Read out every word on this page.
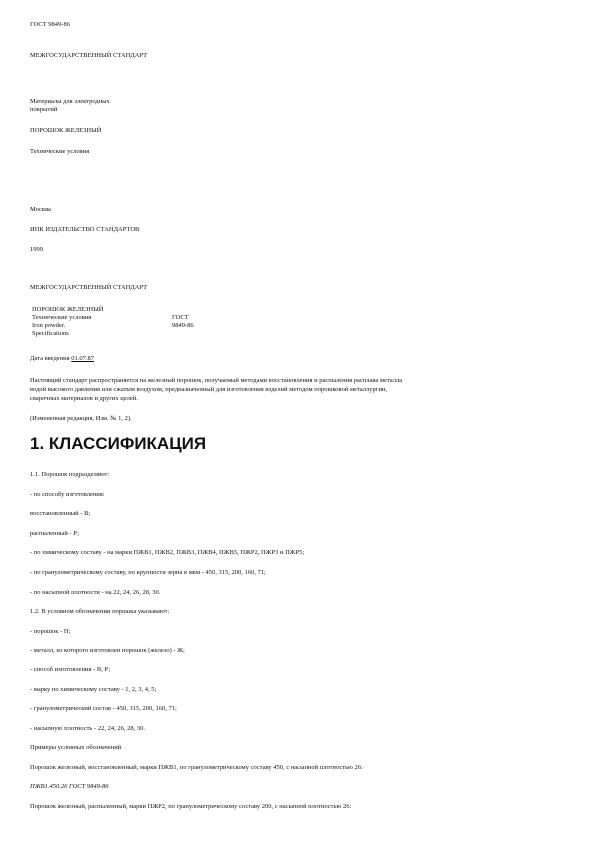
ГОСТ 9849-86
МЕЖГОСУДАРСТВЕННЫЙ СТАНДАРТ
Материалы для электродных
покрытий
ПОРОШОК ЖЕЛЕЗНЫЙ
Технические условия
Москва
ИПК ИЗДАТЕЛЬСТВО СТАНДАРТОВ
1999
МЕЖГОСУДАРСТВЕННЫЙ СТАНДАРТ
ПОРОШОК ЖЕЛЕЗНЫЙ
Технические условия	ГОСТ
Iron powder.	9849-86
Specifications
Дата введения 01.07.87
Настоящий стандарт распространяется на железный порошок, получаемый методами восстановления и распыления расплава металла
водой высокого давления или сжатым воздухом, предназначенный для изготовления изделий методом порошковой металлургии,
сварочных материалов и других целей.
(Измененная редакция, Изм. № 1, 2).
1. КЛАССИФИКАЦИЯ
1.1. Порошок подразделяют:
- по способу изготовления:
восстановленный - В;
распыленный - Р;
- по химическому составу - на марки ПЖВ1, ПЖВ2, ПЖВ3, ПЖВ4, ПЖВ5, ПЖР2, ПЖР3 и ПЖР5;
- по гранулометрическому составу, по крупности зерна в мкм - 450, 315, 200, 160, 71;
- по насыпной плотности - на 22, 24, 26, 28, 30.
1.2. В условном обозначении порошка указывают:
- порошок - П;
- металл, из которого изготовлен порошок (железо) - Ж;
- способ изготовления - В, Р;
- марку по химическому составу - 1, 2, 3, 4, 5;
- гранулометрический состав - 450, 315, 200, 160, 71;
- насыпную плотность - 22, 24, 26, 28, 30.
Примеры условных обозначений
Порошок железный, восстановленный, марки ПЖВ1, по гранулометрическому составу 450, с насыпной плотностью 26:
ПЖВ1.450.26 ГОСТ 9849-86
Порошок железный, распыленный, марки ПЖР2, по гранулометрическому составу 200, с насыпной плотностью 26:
==
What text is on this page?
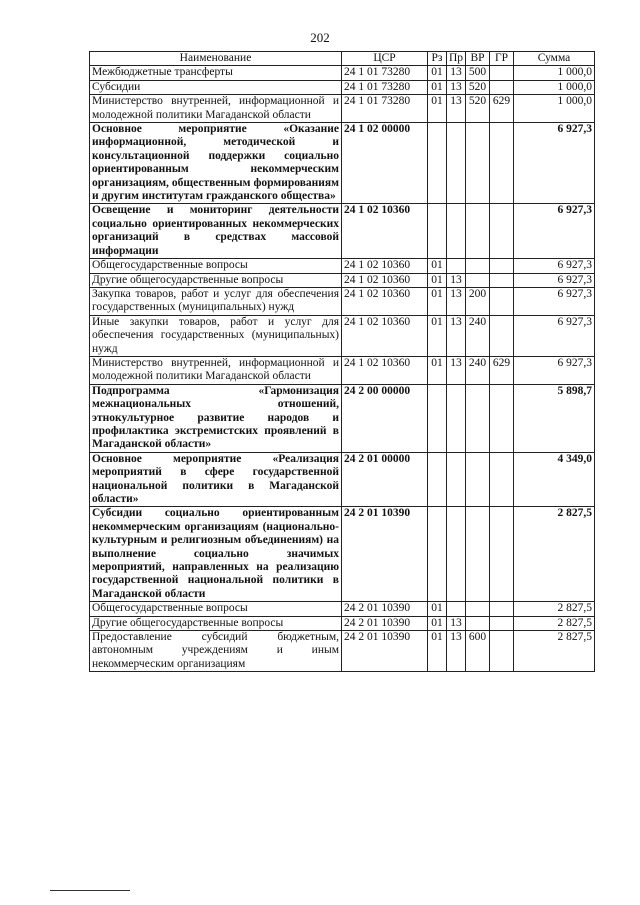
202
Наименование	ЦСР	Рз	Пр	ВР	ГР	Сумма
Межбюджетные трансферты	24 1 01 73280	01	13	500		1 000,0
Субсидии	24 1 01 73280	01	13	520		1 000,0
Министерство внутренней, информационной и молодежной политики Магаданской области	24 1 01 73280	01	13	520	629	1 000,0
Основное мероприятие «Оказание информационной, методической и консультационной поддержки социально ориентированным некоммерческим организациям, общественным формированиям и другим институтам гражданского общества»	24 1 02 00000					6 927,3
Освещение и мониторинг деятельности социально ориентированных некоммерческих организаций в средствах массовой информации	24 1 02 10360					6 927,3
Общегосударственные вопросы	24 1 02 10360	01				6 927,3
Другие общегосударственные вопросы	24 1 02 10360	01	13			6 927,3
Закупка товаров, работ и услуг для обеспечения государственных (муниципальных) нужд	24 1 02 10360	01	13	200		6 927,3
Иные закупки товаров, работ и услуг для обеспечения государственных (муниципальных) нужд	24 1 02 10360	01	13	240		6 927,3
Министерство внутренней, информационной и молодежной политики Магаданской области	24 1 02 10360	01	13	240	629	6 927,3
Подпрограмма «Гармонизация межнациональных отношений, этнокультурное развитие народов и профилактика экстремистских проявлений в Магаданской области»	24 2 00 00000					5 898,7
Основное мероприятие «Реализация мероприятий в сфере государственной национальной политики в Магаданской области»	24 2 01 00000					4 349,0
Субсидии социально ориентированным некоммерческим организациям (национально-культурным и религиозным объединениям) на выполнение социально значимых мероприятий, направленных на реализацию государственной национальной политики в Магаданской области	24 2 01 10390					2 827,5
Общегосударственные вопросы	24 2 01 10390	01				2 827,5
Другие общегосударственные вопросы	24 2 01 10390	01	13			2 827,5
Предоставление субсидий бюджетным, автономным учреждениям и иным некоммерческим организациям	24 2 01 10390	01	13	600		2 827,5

### What is required
Look over the records above and copy each line that includes the string "this".

### Reply
Read out every word on this page.
What text is on this page?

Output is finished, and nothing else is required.